# PROBLEM REQUIREMENTS
Can you give all the records again without altering a single character?

[Data extracted from a collection]
'''

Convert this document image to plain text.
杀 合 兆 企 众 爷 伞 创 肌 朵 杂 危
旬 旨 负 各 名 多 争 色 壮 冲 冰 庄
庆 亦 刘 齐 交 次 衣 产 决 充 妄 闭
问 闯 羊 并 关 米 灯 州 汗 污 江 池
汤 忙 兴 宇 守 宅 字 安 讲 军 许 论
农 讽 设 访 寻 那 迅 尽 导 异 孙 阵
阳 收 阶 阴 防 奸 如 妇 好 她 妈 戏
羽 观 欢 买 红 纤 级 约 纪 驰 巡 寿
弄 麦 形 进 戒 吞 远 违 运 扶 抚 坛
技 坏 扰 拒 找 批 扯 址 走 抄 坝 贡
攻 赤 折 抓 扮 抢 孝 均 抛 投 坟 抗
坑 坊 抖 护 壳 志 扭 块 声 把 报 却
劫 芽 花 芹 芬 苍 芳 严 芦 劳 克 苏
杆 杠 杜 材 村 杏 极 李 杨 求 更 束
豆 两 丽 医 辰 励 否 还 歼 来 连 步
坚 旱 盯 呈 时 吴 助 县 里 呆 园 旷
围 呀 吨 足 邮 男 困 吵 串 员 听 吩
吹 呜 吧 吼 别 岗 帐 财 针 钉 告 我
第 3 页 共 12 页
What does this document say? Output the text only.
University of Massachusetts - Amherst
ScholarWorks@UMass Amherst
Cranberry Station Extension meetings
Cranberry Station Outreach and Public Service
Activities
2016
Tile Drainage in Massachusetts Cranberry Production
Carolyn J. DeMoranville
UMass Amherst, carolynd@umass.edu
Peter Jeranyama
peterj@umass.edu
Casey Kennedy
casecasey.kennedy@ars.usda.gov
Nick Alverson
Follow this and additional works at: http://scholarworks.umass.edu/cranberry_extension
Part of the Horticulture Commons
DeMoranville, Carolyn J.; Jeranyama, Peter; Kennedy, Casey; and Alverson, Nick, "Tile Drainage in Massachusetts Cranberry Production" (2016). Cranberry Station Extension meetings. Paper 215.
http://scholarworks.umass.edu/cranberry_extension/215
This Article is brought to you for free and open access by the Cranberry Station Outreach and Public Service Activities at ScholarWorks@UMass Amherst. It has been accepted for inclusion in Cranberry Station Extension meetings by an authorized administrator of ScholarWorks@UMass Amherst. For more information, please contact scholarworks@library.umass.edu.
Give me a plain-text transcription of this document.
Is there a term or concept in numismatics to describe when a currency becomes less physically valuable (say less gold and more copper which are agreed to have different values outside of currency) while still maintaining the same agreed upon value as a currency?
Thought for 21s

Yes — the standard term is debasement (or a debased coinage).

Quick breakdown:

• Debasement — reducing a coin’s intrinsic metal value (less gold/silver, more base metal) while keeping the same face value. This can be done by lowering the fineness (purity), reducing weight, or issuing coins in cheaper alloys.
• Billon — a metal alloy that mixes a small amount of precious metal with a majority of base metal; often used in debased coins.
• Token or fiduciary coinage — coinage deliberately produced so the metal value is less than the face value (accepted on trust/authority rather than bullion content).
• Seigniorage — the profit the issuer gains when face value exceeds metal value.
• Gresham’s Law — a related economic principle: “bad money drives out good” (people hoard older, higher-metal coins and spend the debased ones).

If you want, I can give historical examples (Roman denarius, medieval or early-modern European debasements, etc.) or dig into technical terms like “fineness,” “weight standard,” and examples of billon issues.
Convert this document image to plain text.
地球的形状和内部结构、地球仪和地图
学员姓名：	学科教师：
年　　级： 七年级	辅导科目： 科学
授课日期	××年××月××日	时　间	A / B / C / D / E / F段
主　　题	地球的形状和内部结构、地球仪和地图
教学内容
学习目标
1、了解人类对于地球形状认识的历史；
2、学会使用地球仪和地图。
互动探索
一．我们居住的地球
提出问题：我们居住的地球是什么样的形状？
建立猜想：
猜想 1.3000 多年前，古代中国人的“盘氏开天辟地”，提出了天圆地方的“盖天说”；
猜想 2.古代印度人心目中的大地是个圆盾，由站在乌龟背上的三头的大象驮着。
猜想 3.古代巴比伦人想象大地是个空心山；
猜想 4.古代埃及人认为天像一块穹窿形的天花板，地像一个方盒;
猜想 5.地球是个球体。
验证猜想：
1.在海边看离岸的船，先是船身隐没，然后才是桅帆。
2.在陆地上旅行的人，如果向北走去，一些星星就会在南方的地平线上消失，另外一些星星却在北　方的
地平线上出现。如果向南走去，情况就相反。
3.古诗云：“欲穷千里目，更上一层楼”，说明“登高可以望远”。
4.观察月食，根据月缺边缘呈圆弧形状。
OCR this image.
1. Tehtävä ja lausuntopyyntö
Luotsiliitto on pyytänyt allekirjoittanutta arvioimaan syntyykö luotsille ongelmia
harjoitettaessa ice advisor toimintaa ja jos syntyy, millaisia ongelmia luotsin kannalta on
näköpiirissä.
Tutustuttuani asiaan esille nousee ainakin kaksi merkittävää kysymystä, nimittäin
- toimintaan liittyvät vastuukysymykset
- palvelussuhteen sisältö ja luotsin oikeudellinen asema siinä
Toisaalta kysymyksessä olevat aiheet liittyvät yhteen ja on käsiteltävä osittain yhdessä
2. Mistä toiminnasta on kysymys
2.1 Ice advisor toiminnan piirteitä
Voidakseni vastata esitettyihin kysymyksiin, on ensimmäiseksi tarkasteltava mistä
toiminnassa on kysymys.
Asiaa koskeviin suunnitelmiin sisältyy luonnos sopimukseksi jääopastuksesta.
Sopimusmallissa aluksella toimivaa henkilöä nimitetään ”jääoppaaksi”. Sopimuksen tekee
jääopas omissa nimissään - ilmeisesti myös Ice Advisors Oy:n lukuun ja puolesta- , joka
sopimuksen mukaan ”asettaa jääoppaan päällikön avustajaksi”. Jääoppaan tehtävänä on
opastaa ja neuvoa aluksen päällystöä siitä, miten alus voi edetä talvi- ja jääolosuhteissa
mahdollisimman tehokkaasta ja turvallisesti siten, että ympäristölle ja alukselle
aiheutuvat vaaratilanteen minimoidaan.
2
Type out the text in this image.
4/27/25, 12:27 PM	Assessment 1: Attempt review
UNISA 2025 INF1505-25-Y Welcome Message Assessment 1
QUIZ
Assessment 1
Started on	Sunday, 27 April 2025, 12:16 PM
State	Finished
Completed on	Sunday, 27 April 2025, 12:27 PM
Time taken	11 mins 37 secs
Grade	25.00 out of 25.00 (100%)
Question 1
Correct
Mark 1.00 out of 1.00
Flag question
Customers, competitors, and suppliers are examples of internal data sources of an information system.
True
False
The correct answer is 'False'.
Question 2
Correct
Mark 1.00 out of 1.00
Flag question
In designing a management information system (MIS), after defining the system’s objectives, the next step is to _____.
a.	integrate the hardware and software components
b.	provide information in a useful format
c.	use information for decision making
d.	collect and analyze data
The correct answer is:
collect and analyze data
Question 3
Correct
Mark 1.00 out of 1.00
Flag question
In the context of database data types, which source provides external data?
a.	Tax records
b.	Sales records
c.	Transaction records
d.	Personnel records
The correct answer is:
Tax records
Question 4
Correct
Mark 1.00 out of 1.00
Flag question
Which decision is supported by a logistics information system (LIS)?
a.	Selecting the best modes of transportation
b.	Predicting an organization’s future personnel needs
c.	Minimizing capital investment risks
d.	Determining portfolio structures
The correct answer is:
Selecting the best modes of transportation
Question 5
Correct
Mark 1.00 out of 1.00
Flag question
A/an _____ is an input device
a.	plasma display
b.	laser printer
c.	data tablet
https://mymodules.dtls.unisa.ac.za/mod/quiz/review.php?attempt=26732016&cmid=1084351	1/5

'''

# WRITTEN RESPONSE
Convert this document image to plain text.
杀 合 兆 企 众 爷 伞 创 肌 朵 杂 危
旬 旨 负 各 名 多 争 色 壮 冲 冰 庄
庆 亦 刘 齐 交 次 衣 产 决 充 妄 闭
问 闯 羊 并 关 米 灯 州 汗 污 江 池
汤 忙 兴 宇 守 宅 字 安 讲 军 许 论
农 讽 设 访 寻 那 迅 尽 导 异 孙 阵
阳 收 阶 阴 防 奸 如 妇 好 她 妈 戏
羽 观 欢 买 红 纤 级 约 纪 驰 巡 寿
弄 麦 形 进 戒 吞 远 违 运 扶 抚 坛
技 坏 扰 拒 找 批 扯 址 走 抄 坝 贡
攻 赤 折 抓 扮 抢 孝 均 抛 投 坟 抗
坑 坊 抖 护 壳 志 扭 块 声 把 报 却
劫 芽 花 芹 芬 苍 芳 严 芦 劳 克 苏
杆 杠 杜 材 村 杏 极 李 杨 求 更 束
豆 两 丽 医 辰 励 否 还 歼 来 连 步
坚 旱 盯 呈 时 吴 助 县 里 呆 园 旷
围 呀 吨 足 邮 男 困 吵 串 员 听 吩
吹 呜 吧 吼 别 岗 帐 财 针 钉 告 我
第 3 页 共 12 页
What does this document say? Output the text only.
University of Massachusetts - Amherst
ScholarWorks@UMass Amherst
Cranberry Station Extension meetings
Cranberry Station Outreach and Public Service
Activities
2016
Tile Drainage in Massachusetts Cranberry Production
Carolyn J. DeMoranville
UMass Amherst, carolynd@umass.edu
Peter Jeranyama
peterj@umass.edu
Casey Kennedy
casecasey.kennedy@ars.usda.gov
Nick Alverson
Follow this and additional works at: http://scholarworks.umass.edu/cranberry_extension
Part of the Horticulture Commons
DeMoranville, Carolyn J.; Jeranyama, Peter; Kennedy, Casey; and Alverson, Nick, "Tile Drainage in Massachusetts Cranberry Production" (2016). Cranberry Station Extension meetings. Paper 215.
http://scholarworks.umass.edu/cranberry_extension/215
This Article is brought to you for free and open access by the Cranberry Station Outreach and Public Service Activities at ScholarWorks@UMass Amherst. It has been accepted for inclusion in Cranberry Station Extension meetings by an authorized administrator of ScholarWorks@UMass Amherst. For more information, please contact scholarworks@library.umass.edu.
Give me a plain-text transcription of this document.
Is there a term or concept in numismatics to describe when a currency becomes less physically valuable (say less gold and more copper which are agreed to have different values outside of currency) while still maintaining the same agreed upon value as a currency?
Thought for 21s

Yes — the standard term is debasement (or a debased coinage).

Quick breakdown:

• Debasement — reducing a coin’s intrinsic metal value (less gold/silver, more base metal) while keeping the same face value. This can be done by lowering the fineness (purity), reducing weight, or issuing coins in cheaper alloys.
• Billon — a metal alloy that mixes a small amount of precious metal with a majority of base metal; often used in debased coins.
• Token or fiduciary coinage — coinage deliberately produced so the metal value is less than the face value (accepted on trust/authority rather than bullion content).
• Seigniorage — the profit the issuer gains when face value exceeds metal value.
• Gresham’s Law — a related economic principle: “bad money drives out good” (people hoard older, higher-metal coins and spend the debased ones).

If you want, I can give historical examples (Roman denarius, medieval or early-modern European debasements, etc.) or dig into technical terms like “fineness,” “weight standard,” and examples of billon issues.
Convert this document image to plain text.
地球的形状和内部结构、地球仪和地图
学员姓名：	学科教师：
年　　级： 七年级	辅导科目： 科学
授课日期	××年××月××日	时　间	A / B / C / D / E / F段
主　　题	地球的形状和内部结构、地球仪和地图
教学内容
学习目标
1、了解人类对于地球形状认识的历史；
2、学会使用地球仪和地图。
互动探索
一．我们居住的地球
提出问题：我们居住的地球是什么样的形状？
建立猜想：
猜想 1.3000 多年前，古代中国人的“盘氏开天辟地”，提出了天圆地方的“盖天说”；
猜想 2.古代印度人心目中的大地是个圆盾，由站在乌龟背上的三头的大象驮着。
猜想 3.古代巴比伦人想象大地是个空心山；
猜想 4.古代埃及人认为天像一块穹窿形的天花板，地像一个方盒;
猜想 5.地球是个球体。
验证猜想：
1.在海边看离岸的船，先是船身隐没，然后才是桅帆。
2.在陆地上旅行的人，如果向北走去，一些星星就会在南方的地平线上消失，另外一些星星却在北　方的
地平线上出现。如果向南走去，情况就相反。
3.古诗云：“欲穷千里目，更上一层楼”，说明“登高可以望远”。
4.观察月食，根据月缺边缘呈圆弧形状。
OCR this image.
1. Tehtävä ja lausuntopyyntö
Luotsiliitto on pyytänyt allekirjoittanutta arvioimaan syntyykö luotsille ongelmia
harjoitettaessa ice advisor toimintaa ja jos syntyy, millaisia ongelmia luotsin kannalta on
näköpiirissä.
Tutustuttuani asiaan esille nousee ainakin kaksi merkittävää kysymystä, nimittäin
- toimintaan liittyvät vastuukysymykset
- palvelussuhteen sisältö ja luotsin oikeudellinen asema siinä
Toisaalta kysymyksessä olevat aiheet liittyvät yhteen ja on käsiteltävä osittain yhdessä
2. Mistä toiminnasta on kysymys
2.1 Ice advisor toiminnan piirteitä
Voidakseni vastata esitettyihin kysymyksiin, on ensimmäiseksi tarkasteltava mistä
toiminnassa on kysymys.
Asiaa koskeviin suunnitelmiin sisältyy luonnos sopimukseksi jääopastuksesta.
Sopimusmallissa aluksella toimivaa henkilöä nimitetään ”jääoppaaksi”. Sopimuksen tekee
jääopas omissa nimissään - ilmeisesti myös Ice Advisors Oy:n lukuun ja puolesta- , joka
sopimuksen mukaan ”asettaa jääoppaan päällikön avustajaksi”. Jääoppaan tehtävänä on
opastaa ja neuvoa aluksen päällystöä siitä, miten alus voi edetä talvi- ja jääolosuhteissa
mahdollisimman tehokkaasta ja turvallisesti siten, että ympäristölle ja alukselle
aiheutuvat vaaratilanteen minimoidaan.
2
Type out the text in this image.
4/27/25, 12:27 PM	Assessment 1: Attempt review
UNISA 2025 INF1505-25-Y Welcome Message Assessment 1
QUIZ
Assessment 1
Started on	Sunday, 27 April 2025, 12:16 PM
State	Finished
Completed on	Sunday, 27 April 2025, 12:27 PM
Time taken	11 mins 37 secs
Grade	25.00 out of 25.00 (100%)
Question 1
Correct
Mark 1.00 out of 1.00
Flag question
Customers, competitors, and suppliers are examples of internal data sources of an information system.
True
False
The correct answer is 'False'.
Question 2
Correct
Mark 1.00 out of 1.00
Flag question
In designing a management information system (MIS), after defining the system’s objectives, the next step is to _____.
a.	integrate the hardware and software components
b.	provide information in a useful format
c.	use information for decision making
d.	collect and analyze data
The correct answer is:
collect and analyze data
Question 3
Correct
Mark 1.00 out of 1.00
Flag question
In the context of database data types, which source provides external data?
a.	Tax records
b.	Sales records
c.	Transaction records
d.	Personnel records
The correct answer is:
Tax records
Question 4
Correct
Mark 1.00 out of 1.00
Flag question
Which decision is supported by a logistics information system (LIS)?
a.	Selecting the best modes of transportation
b.	Predicting an organization’s future personnel needs
c.	Minimizing capital investment risks
d.	Determining portfolio structures
The correct answer is:
Selecting the best modes of transportation
Question 5
Correct
Mark 1.00 out of 1.00
Flag question
A/an _____ is an input device
a.	plasma display
b.	laser printer
c.	data tablet
https://mymodules.dtls.unisa.ac.za/mod/quiz/review.php?attempt=26732016&cmid=1084351	1/5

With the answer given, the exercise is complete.